━━━ Given data

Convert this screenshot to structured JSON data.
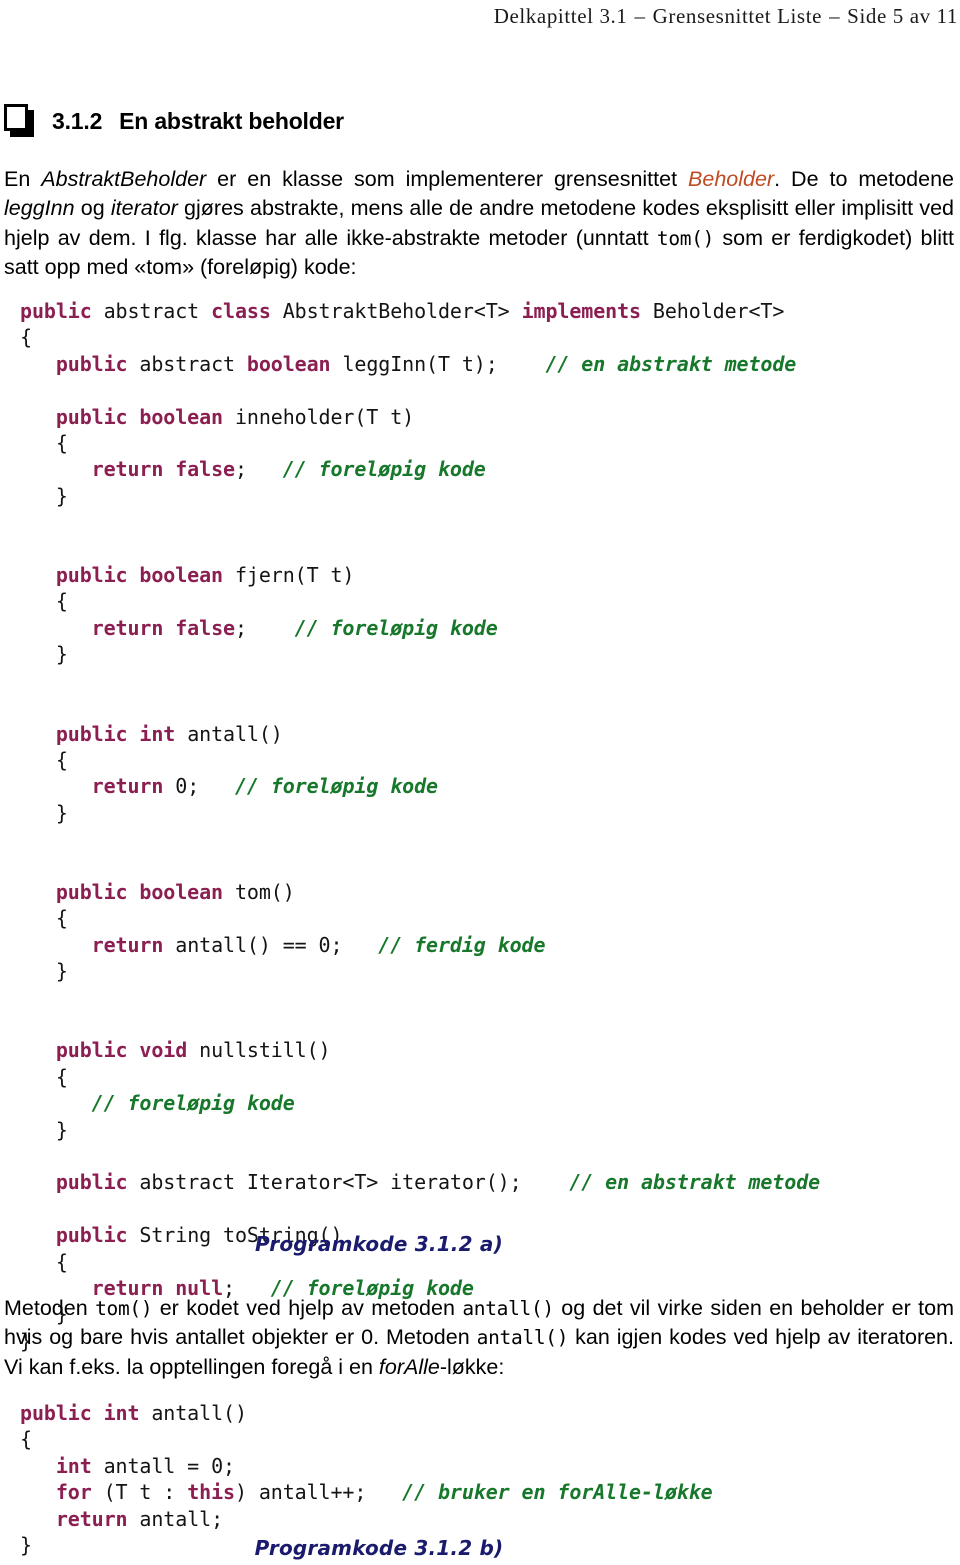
{
  "running_head": {
    "chapter": "Delkapittel 3.1",
    "separator": "–",
    "topic": "Grensesnittet Liste",
    "page": "Side 5 av 11"
  },
  "section": {
    "icon": "book-page-icon",
    "number": "3.1.2",
    "title": "En abstrakt beholder"
  },
  "intro_paragraph": {
    "seg1": "En ",
    "italic1": "AbstraktBeholder",
    "seg2": " er en klasse som implementerer grensesnittet ",
    "link": "Beholder",
    "seg3": ". De to metodene ",
    "italic2": "leggInn",
    "seg4": " og ",
    "italic3": "iterator",
    "seg5": " gjøres abstrakte, mens alle de andre metodene kodes eksplisitt eller implisitt ved hjelp av dem. I flg. klasse har alle ikke-abstrakte metoder (unntatt ",
    "code1": "tom()",
    "seg6": " som er ferdigkodet) blitt satt opp med «tom» (foreløpig) kode:"
  },
  "code_a": {
    "caption": "Programkode 3.1.2 a)",
    "lines": [
      [
        {
          "t": "public",
          "c": "kw"
        },
        {
          "t": " abstract ",
          "c": "pl"
        },
        {
          "t": "class",
          "c": "kw"
        },
        {
          "t": " AbstraktBeholder<T> ",
          "c": "pl"
        },
        {
          "t": "implements",
          "c": "kw"
        },
        {
          "t": " Beholder<T>",
          "c": "pl"
        }
      ],
      [
        {
          "t": "{",
          "c": "pl"
        }
      ],
      [
        {
          "t": "   ",
          "c": "pl"
        },
        {
          "t": "public",
          "c": "kw"
        },
        {
          "t": " abstract ",
          "c": "pl"
        },
        {
          "t": "boolean",
          "c": "kw"
        },
        {
          "t": " leggInn(T t);    ",
          "c": "pl"
        },
        {
          "t": "// en abstrakt metode",
          "c": "cm"
        }
      ],
      [
        {
          "t": "",
          "c": "pl"
        }
      ],
      [
        {
          "t": "   ",
          "c": "pl"
        },
        {
          "t": "public boolean",
          "c": "kw"
        },
        {
          "t": " inneholder(T t)",
          "c": "pl"
        }
      ],
      [
        {
          "t": "   {",
          "c": "pl"
        }
      ],
      [
        {
          "t": "      ",
          "c": "pl"
        },
        {
          "t": "return false",
          "c": "kw"
        },
        {
          "t": ";   ",
          "c": "pl"
        },
        {
          "t": "// foreløpig kode",
          "c": "cm"
        }
      ],
      [
        {
          "t": "   }",
          "c": "pl"
        }
      ],
      [
        {
          "t": "",
          "c": "pl"
        }
      ],
      [
        {
          "t": "",
          "c": "pl"
        }
      ],
      [
        {
          "t": "   ",
          "c": "pl"
        },
        {
          "t": "public boolean",
          "c": "kw"
        },
        {
          "t": " fjern(T t)",
          "c": "pl"
        }
      ],
      [
        {
          "t": "   {",
          "c": "pl"
        }
      ],
      [
        {
          "t": "      ",
          "c": "pl"
        },
        {
          "t": "return false",
          "c": "kw"
        },
        {
          "t": ";    ",
          "c": "pl"
        },
        {
          "t": "// foreløpig kode",
          "c": "cm"
        }
      ],
      [
        {
          "t": "   }",
          "c": "pl"
        }
      ],
      [
        {
          "t": "",
          "c": "pl"
        }
      ],
      [
        {
          "t": "",
          "c": "pl"
        }
      ],
      [
        {
          "t": "   ",
          "c": "pl"
        },
        {
          "t": "public int",
          "c": "kw"
        },
        {
          "t": " antall()",
          "c": "pl"
        }
      ],
      [
        {
          "t": "   {",
          "c": "pl"
        }
      ],
      [
        {
          "t": "      ",
          "c": "pl"
        },
        {
          "t": "return",
          "c": "kw"
        },
        {
          "t": " 0;   ",
          "c": "pl"
        },
        {
          "t": "// foreløpig kode",
          "c": "cm"
        }
      ],
      [
        {
          "t": "   }",
          "c": "pl"
        }
      ],
      [
        {
          "t": "",
          "c": "pl"
        }
      ],
      [
        {
          "t": "",
          "c": "pl"
        }
      ],
      [
        {
          "t": "   ",
          "c": "pl"
        },
        {
          "t": "public boolean",
          "c": "kw"
        },
        {
          "t": " tom()",
          "c": "pl"
        }
      ],
      [
        {
          "t": "   {",
          "c": "pl"
        }
      ],
      [
        {
          "t": "      ",
          "c": "pl"
        },
        {
          "t": "return",
          "c": "kw"
        },
        {
          "t": " antall() == 0;   ",
          "c": "pl"
        },
        {
          "t": "// ferdig kode",
          "c": "cm"
        }
      ],
      [
        {
          "t": "   }",
          "c": "pl"
        }
      ],
      [
        {
          "t": "",
          "c": "pl"
        }
      ],
      [
        {
          "t": "",
          "c": "pl"
        }
      ],
      [
        {
          "t": "   ",
          "c": "pl"
        },
        {
          "t": "public void",
          "c": "kw"
        },
        {
          "t": " nullstill()",
          "c": "pl"
        }
      ],
      [
        {
          "t": "   {",
          "c": "pl"
        }
      ],
      [
        {
          "t": "      ",
          "c": "pl"
        },
        {
          "t": "// foreløpig kode",
          "c": "cm"
        }
      ],
      [
        {
          "t": "   }",
          "c": "pl"
        }
      ],
      [
        {
          "t": "",
          "c": "pl"
        }
      ],
      [
        {
          "t": "   ",
          "c": "pl"
        },
        {
          "t": "public",
          "c": "kw"
        },
        {
          "t": " abstract Iterator<T> iterator();    ",
          "c": "pl"
        },
        {
          "t": "// en abstrakt metode",
          "c": "cm"
        }
      ],
      [
        {
          "t": "",
          "c": "pl"
        }
      ],
      [
        {
          "t": "   ",
          "c": "pl"
        },
        {
          "t": "public",
          "c": "kw"
        },
        {
          "t": " String toString()",
          "c": "pl"
        }
      ],
      [
        {
          "t": "   {",
          "c": "pl"
        }
      ],
      [
        {
          "t": "      ",
          "c": "pl"
        },
        {
          "t": "return null",
          "c": "kw"
        },
        {
          "t": ";   ",
          "c": "pl"
        },
        {
          "t": "// foreløpig kode",
          "c": "cm"
        }
      ],
      [
        {
          "t": "   }",
          "c": "pl"
        }
      ],
      [
        {
          "t": "}",
          "c": "pl"
        }
      ]
    ]
  },
  "mid_paragraph": {
    "seg1": "Metoden ",
    "code1": "tom()",
    "seg2": " er kodet ved hjelp av metoden ",
    "code2": "antall()",
    "seg3": " og det vil virke siden en beholder er tom hvis og bare hvis antallet objekter er 0. Metoden ",
    "code3": "antall()",
    "seg4": " kan igjen kodes ved hjelp av iteratoren. Vi kan f.eks. la opptellingen foregå i en ",
    "italic1": "forAlle",
    "seg5": "-løkke:"
  },
  "code_b": {
    "caption": "Programkode 3.1.2 b)",
    "lines": [
      [
        {
          "t": "public int",
          "c": "kw"
        },
        {
          "t": " antall()",
          "c": "pl"
        }
      ],
      [
        {
          "t": "{",
          "c": "pl"
        }
      ],
      [
        {
          "t": "   ",
          "c": "pl"
        },
        {
          "t": "int",
          "c": "kw"
        },
        {
          "t": " antall = 0;",
          "c": "pl"
        }
      ],
      [
        {
          "t": "   ",
          "c": "pl"
        },
        {
          "t": "for",
          "c": "kw"
        },
        {
          "t": " (T t : ",
          "c": "pl"
        },
        {
          "t": "this",
          "c": "kw"
        },
        {
          "t": ") antall++;   ",
          "c": "pl"
        },
        {
          "t": "// bruker en forAlle-løkke",
          "c": "cm"
        }
      ],
      [
        {
          "t": "   ",
          "c": "pl"
        },
        {
          "t": "return",
          "c": "kw"
        },
        {
          "t": " antall;",
          "c": "pl"
        }
      ],
      [
        {
          "t": "}",
          "c": "pl"
        }
      ]
    ]
  },
  "colors": {
    "keyword": "#8c1f52",
    "comment": "#17782b",
    "caption": "#1b1b6e",
    "link": "#c04a22",
    "text": "#141414"
  }
}
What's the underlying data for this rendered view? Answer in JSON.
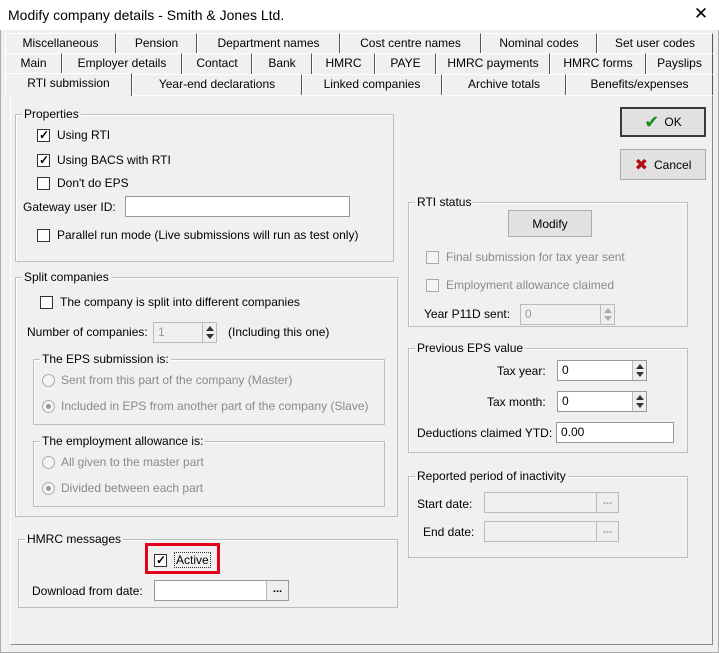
{
  "window": {
    "title": "Modify company details - Smith & Jones Ltd.",
    "close_glyph": "✕"
  },
  "tabs": {
    "row1": [
      "Miscellaneous",
      "Pension",
      "Department names",
      "Cost centre names",
      "Nominal codes",
      "Set user codes"
    ],
    "row2": [
      "Main",
      "Employer details",
      "Contact",
      "Bank",
      "HMRC",
      "PAYE",
      "HMRC payments",
      "HMRC forms",
      "Payslips"
    ],
    "row3": [
      "RTI submission",
      "Year-end declarations",
      "Linked companies",
      "Archive totals",
      "Benefits/expenses"
    ],
    "active": "RTI submission"
  },
  "buttons": {
    "ok": "OK",
    "cancel": "Cancel",
    "modify": "Modify"
  },
  "properties": {
    "legend": "Properties",
    "using_rti": "Using RTI",
    "using_bacs": "Using BACS with RTI",
    "dont_eps": "Don't do EPS",
    "gateway_label": "Gateway user ID:",
    "gateway_value": "",
    "parallel": "Parallel run mode (Live submissions will run as test only)"
  },
  "split": {
    "legend": "Split companies",
    "is_split": "The company is split into different companies",
    "num_label": "Number of companies:",
    "num_value": "1",
    "num_note": "(Including this one)",
    "eps_legend": "The EPS submission is:",
    "eps_master": "Sent from this part of the company (Master)",
    "eps_slave": "Included in EPS from another part of the company (Slave)",
    "ea_legend": "The employment allowance is:",
    "ea_master": "All given to the master part",
    "ea_divided": "Divided between each part"
  },
  "hmrc_messages": {
    "legend": "HMRC messages",
    "active": "Active",
    "download_label": "Download from date:",
    "download_value": ""
  },
  "rti_status": {
    "legend": "RTI status",
    "final_submission": "Final submission for tax year sent",
    "employment_allowance": "Employment allowance claimed",
    "p11d_label": "Year P11D sent:",
    "p11d_value": "0"
  },
  "prev_eps": {
    "legend": "Previous EPS value",
    "tax_year_label": "Tax year:",
    "tax_year_value": "0",
    "tax_month_label": "Tax month:",
    "tax_month_value": "0",
    "deductions_label": "Deductions claimed YTD:",
    "deductions_value": "0.00"
  },
  "inactivity": {
    "legend": "Reported period of inactivity",
    "start_label": "Start date:",
    "start_value": "",
    "end_label": "End date:",
    "end_value": ""
  },
  "glyphs": {
    "check": "✓",
    "ellipsis": "...",
    "ok_mark": "✔",
    "cancel_mark": "✖"
  },
  "colors": {
    "ok_icon": "#1e8c1e",
    "cancel_icon": "#b01010",
    "highlight": "#e2001a"
  }
}
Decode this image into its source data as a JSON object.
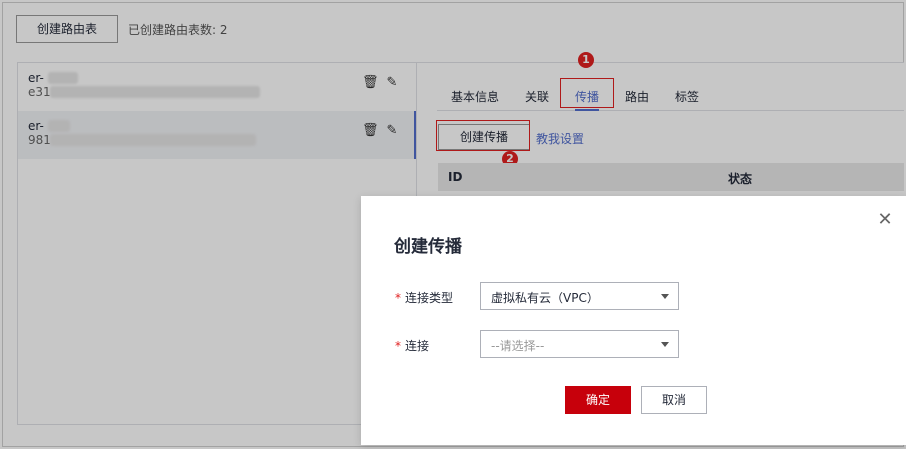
{
  "header": {
    "create_route_table_label": "创建路由表",
    "route_table_count": "已创建路由表数: 2"
  },
  "route_tables": [
    {
      "name": "er-",
      "id": "e31"
    },
    {
      "name": "er-",
      "id": "981"
    }
  ],
  "tabs": [
    {
      "label": "基本信息"
    },
    {
      "label": "关联"
    },
    {
      "label": "传播"
    },
    {
      "label": "路由"
    },
    {
      "label": "标签"
    }
  ],
  "markers": {
    "step1": "1",
    "step2": "2"
  },
  "toolbar": {
    "create_propagation_label": "创建传播",
    "help_link": "教我设置"
  },
  "table": {
    "columns": [
      "ID",
      "状态"
    ]
  },
  "dialog": {
    "title": "创建传播",
    "close_icon": "close-icon",
    "fields": [
      {
        "label": "连接类型",
        "value": "虚拟私有云（VPC）"
      },
      {
        "label": "连接",
        "placeholder": "--请选择--"
      }
    ],
    "required_mark": "*",
    "ok_label": "确定",
    "cancel_label": "取消"
  },
  "colors": {
    "accent": "#526ecc",
    "primary_button": "#c7000b",
    "highlight": "#e02020"
  }
}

━━━━━━

## Exercise goal:
Gather each line from the listing above that holds "title".

## Exercise answer:
    "title": "En abstrakt beholder"
    "title": "Modify company details - Smith & Jones Ltd.",
    "title": "创建传播",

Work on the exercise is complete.